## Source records
+ + + + +
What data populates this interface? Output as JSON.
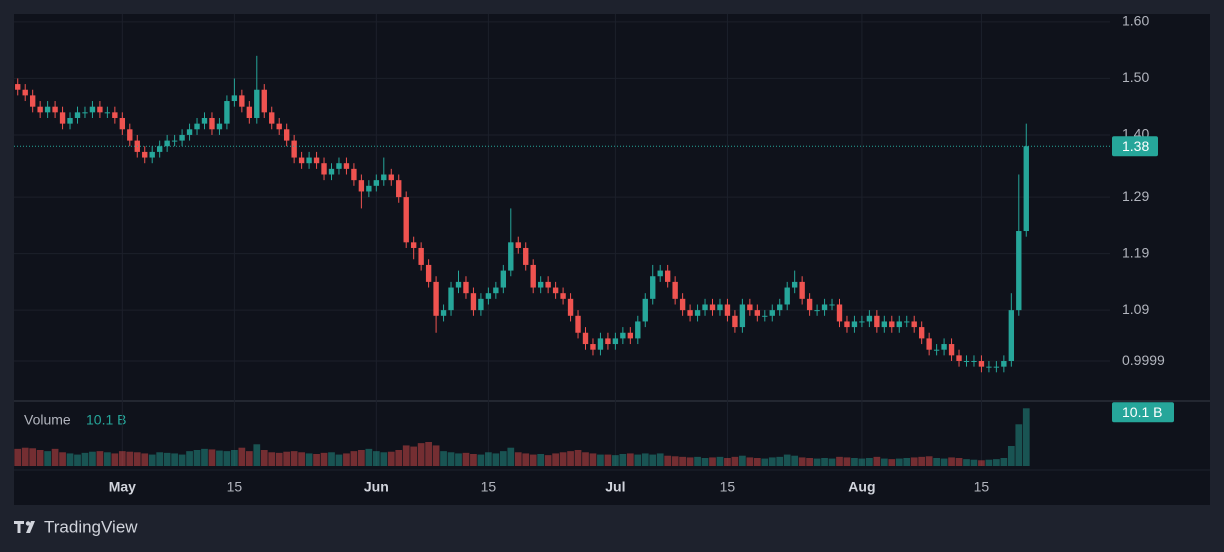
{
  "chart_data": {
    "type": "candlestick",
    "up_color": "#26a69a",
    "down_color": "#ef5350",
    "open": [
      1.49,
      1.48,
      1.47,
      1.45,
      1.44,
      1.45,
      1.44,
      1.42,
      1.43,
      1.44,
      1.44,
      1.45,
      1.44,
      1.44,
      1.43,
      1.41,
      1.39,
      1.37,
      1.36,
      1.37,
      1.38,
      1.39,
      1.39,
      1.4,
      1.41,
      1.42,
      1.43,
      1.41,
      1.42,
      1.46,
      1.47,
      1.45,
      1.43,
      1.48,
      1.44,
      1.42,
      1.41,
      1.39,
      1.36,
      1.35,
      1.36,
      1.35,
      1.33,
      1.34,
      1.35,
      1.34,
      1.32,
      1.3,
      1.31,
      1.32,
      1.33,
      1.32,
      1.29,
      1.21,
      1.2,
      1.17,
      1.14,
      1.08,
      1.09,
      1.13,
      1.14,
      1.12,
      1.09,
      1.11,
      1.12,
      1.13,
      1.16,
      1.21,
      1.2,
      1.17,
      1.13,
      1.14,
      1.13,
      1.12,
      1.11,
      1.08,
      1.05,
      1.03,
      1.02,
      1.04,
      1.03,
      1.04,
      1.05,
      1.04,
      1.07,
      1.11,
      1.15,
      1.16,
      1.14,
      1.11,
      1.09,
      1.08,
      1.09,
      1.1,
      1.09,
      1.1,
      1.08,
      1.06,
      1.1,
      1.09,
      1.08,
      1.08,
      1.09,
      1.1,
      1.13,
      1.14,
      1.11,
      1.09,
      1.09,
      1.1,
      1.1,
      1.07,
      1.06,
      1.07,
      1.07,
      1.08,
      1.06,
      1.07,
      1.06,
      1.07,
      1.07,
      1.06,
      1.04,
      1.02,
      1.02,
      1.03,
      1.01,
      1.0,
      1.0,
      1.0,
      0.99,
      0.99,
      0.99,
      1.0,
      1.09,
      1.23
    ],
    "high": [
      1.5,
      1.49,
      1.48,
      1.46,
      1.46,
      1.46,
      1.45,
      1.44,
      1.45,
      1.45,
      1.46,
      1.46,
      1.45,
      1.45,
      1.44,
      1.42,
      1.4,
      1.38,
      1.38,
      1.39,
      1.4,
      1.4,
      1.41,
      1.42,
      1.43,
      1.44,
      1.44,
      1.43,
      1.47,
      1.5,
      1.48,
      1.46,
      1.54,
      1.49,
      1.45,
      1.43,
      1.42,
      1.4,
      1.37,
      1.37,
      1.37,
      1.36,
      1.35,
      1.36,
      1.36,
      1.35,
      1.33,
      1.32,
      1.33,
      1.36,
      1.34,
      1.33,
      1.3,
      1.22,
      1.21,
      1.18,
      1.15,
      1.1,
      1.14,
      1.16,
      1.15,
      1.13,
      1.12,
      1.13,
      1.14,
      1.17,
      1.27,
      1.22,
      1.21,
      1.18,
      1.15,
      1.15,
      1.14,
      1.13,
      1.12,
      1.09,
      1.06,
      1.04,
      1.05,
      1.05,
      1.05,
      1.06,
      1.06,
      1.08,
      1.12,
      1.17,
      1.17,
      1.17,
      1.15,
      1.12,
      1.1,
      1.1,
      1.11,
      1.11,
      1.11,
      1.11,
      1.09,
      1.11,
      1.11,
      1.1,
      1.09,
      1.1,
      1.11,
      1.14,
      1.16,
      1.15,
      1.12,
      1.1,
      1.11,
      1.11,
      1.11,
      1.08,
      1.08,
      1.08,
      1.09,
      1.09,
      1.08,
      1.08,
      1.08,
      1.08,
      1.08,
      1.07,
      1.05,
      1.03,
      1.04,
      1.04,
      1.02,
      1.01,
      1.01,
      1.01,
      1.0,
      1.0,
      1.01,
      1.12,
      1.33,
      1.42
    ],
    "low": [
      1.47,
      1.46,
      1.44,
      1.43,
      1.43,
      1.43,
      1.41,
      1.41,
      1.42,
      1.43,
      1.43,
      1.43,
      1.43,
      1.42,
      1.4,
      1.38,
      1.36,
      1.35,
      1.35,
      1.36,
      1.37,
      1.38,
      1.38,
      1.39,
      1.4,
      1.41,
      1.4,
      1.4,
      1.41,
      1.45,
      1.44,
      1.42,
      1.42,
      1.43,
      1.41,
      1.4,
      1.38,
      1.35,
      1.34,
      1.34,
      1.34,
      1.32,
      1.32,
      1.33,
      1.33,
      1.31,
      1.27,
      1.29,
      1.3,
      1.31,
      1.31,
      1.28,
      1.2,
      1.18,
      1.16,
      1.13,
      1.05,
      1.07,
      1.08,
      1.12,
      1.11,
      1.08,
      1.08,
      1.1,
      1.11,
      1.12,
      1.15,
      1.19,
      1.16,
      1.12,
      1.12,
      1.12,
      1.11,
      1.1,
      1.07,
      1.04,
      1.02,
      1.01,
      1.01,
      1.02,
      1.02,
      1.03,
      1.03,
      1.03,
      1.06,
      1.1,
      1.14,
      1.13,
      1.1,
      1.08,
      1.07,
      1.07,
      1.08,
      1.08,
      1.08,
      1.07,
      1.05,
      1.05,
      1.08,
      1.07,
      1.07,
      1.07,
      1.08,
      1.09,
      1.12,
      1.1,
      1.08,
      1.08,
      1.08,
      1.09,
      1.06,
      1.05,
      1.05,
      1.06,
      1.06,
      1.05,
      1.05,
      1.05,
      1.05,
      1.06,
      1.05,
      1.03,
      1.01,
      1.01,
      1.01,
      1.0,
      0.99,
      0.99,
      0.99,
      0.98,
      0.98,
      0.98,
      0.98,
      0.99,
      1.08,
      1.22
    ],
    "close": [
      1.48,
      1.47,
      1.45,
      1.44,
      1.45,
      1.44,
      1.42,
      1.43,
      1.44,
      1.44,
      1.45,
      1.44,
      1.44,
      1.43,
      1.41,
      1.39,
      1.37,
      1.36,
      1.37,
      1.38,
      1.39,
      1.39,
      1.4,
      1.41,
      1.42,
      1.43,
      1.41,
      1.42,
      1.46,
      1.47,
      1.45,
      1.43,
      1.48,
      1.44,
      1.42,
      1.41,
      1.39,
      1.36,
      1.35,
      1.36,
      1.35,
      1.33,
      1.34,
      1.35,
      1.34,
      1.32,
      1.3,
      1.31,
      1.32,
      1.33,
      1.32,
      1.29,
      1.21,
      1.2,
      1.17,
      1.14,
      1.08,
      1.09,
      1.13,
      1.14,
      1.12,
      1.09,
      1.11,
      1.12,
      1.13,
      1.16,
      1.21,
      1.2,
      1.17,
      1.13,
      1.14,
      1.13,
      1.12,
      1.11,
      1.08,
      1.05,
      1.03,
      1.02,
      1.04,
      1.03,
      1.04,
      1.05,
      1.04,
      1.07,
      1.11,
      1.15,
      1.16,
      1.14,
      1.11,
      1.09,
      1.08,
      1.09,
      1.1,
      1.09,
      1.1,
      1.08,
      1.06,
      1.1,
      1.09,
      1.08,
      1.08,
      1.09,
      1.1,
      1.13,
      1.14,
      1.11,
      1.09,
      1.09,
      1.1,
      1.1,
      1.07,
      1.06,
      1.07,
      1.07,
      1.08,
      1.06,
      1.07,
      1.06,
      1.07,
      1.07,
      1.06,
      1.04,
      1.02,
      1.02,
      1.03,
      1.01,
      1.0,
      1.0,
      1.0,
      0.99,
      0.99,
      0.99,
      1.0,
      1.09,
      1.23,
      1.38
    ],
    "volume": {
      "name": "Volume",
      "label": "10.1 B",
      "lim": [
        0,
        11.2
      ],
      "values": [
        3.0,
        3.2,
        3.1,
        2.8,
        2.6,
        3.0,
        2.4,
        2.2,
        2.0,
        2.3,
        2.5,
        2.6,
        2.4,
        2.2,
        2.6,
        2.5,
        2.4,
        2.2,
        2.0,
        2.4,
        2.3,
        2.2,
        2.0,
        2.6,
        2.8,
        3.0,
        2.9,
        2.7,
        2.6,
        2.8,
        3.2,
        2.6,
        3.8,
        2.8,
        2.4,
        2.3,
        2.5,
        2.6,
        2.4,
        2.2,
        2.1,
        2.3,
        2.4,
        2.0,
        2.2,
        2.6,
        2.8,
        3.0,
        2.6,
        2.4,
        2.5,
        2.8,
        3.6,
        3.4,
        4.0,
        4.2,
        3.6,
        2.6,
        2.4,
        2.2,
        2.3,
        2.1,
        2.0,
        2.4,
        2.2,
        2.6,
        3.2,
        2.4,
        2.2,
        2.0,
        2.1,
        1.9,
        2.2,
        2.4,
        2.6,
        2.8,
        2.4,
        2.2,
        2.0,
        2.0,
        1.9,
        2.1,
        2.2,
        2.0,
        2.2,
        2.0,
        2.2,
        1.8,
        1.7,
        1.6,
        1.5,
        1.6,
        1.4,
        1.5,
        1.6,
        1.4,
        1.6,
        1.8,
        1.5,
        1.4,
        1.3,
        1.5,
        1.6,
        2.0,
        1.8,
        1.5,
        1.4,
        1.3,
        1.4,
        1.3,
        1.6,
        1.5,
        1.4,
        1.3,
        1.4,
        1.6,
        1.3,
        1.2,
        1.3,
        1.4,
        1.5,
        1.6,
        1.7,
        1.4,
        1.3,
        1.5,
        1.4,
        1.2,
        1.1,
        1.0,
        1.1,
        1.2,
        1.4,
        3.5,
        7.3,
        10.1
      ]
    },
    "ylim": [
      0.931,
      1.614
    ],
    "yticks": [
      {
        "value": 1.6,
        "label": "1.60"
      },
      {
        "value": 1.5,
        "label": "1.50"
      },
      {
        "value": 1.4,
        "label": "1.40"
      },
      1.29,
      1.19,
      1.09,
      0.9999
    ],
    "xticks": [
      {
        "value": 14,
        "label": "May"
      },
      {
        "value": 29,
        "label": "15"
      },
      {
        "value": 48,
        "label": "Jun"
      },
      {
        "value": 63,
        "label": "15"
      },
      {
        "value": 80,
        "label": "Jul"
      },
      {
        "value": 95,
        "label": "15"
      },
      {
        "value": 113,
        "label": "Aug"
      },
      {
        "value": 129,
        "label": "15"
      }
    ],
    "grid": true,
    "brand": "TradingView"
  }
}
+ + + + +
## Short task
Display every line of the listing that contains the string "label".

## Task result
      "label": "10.1 B",
        "label": "1.60"
        "label": "1.50"
        "label": "1.40"
        "label": "May"
        "label": "15"
        "label": "Jun"
        "label": "15"
        "label": "Jul"
        "label": "15"
        "label": "Aug"
        "label": "15"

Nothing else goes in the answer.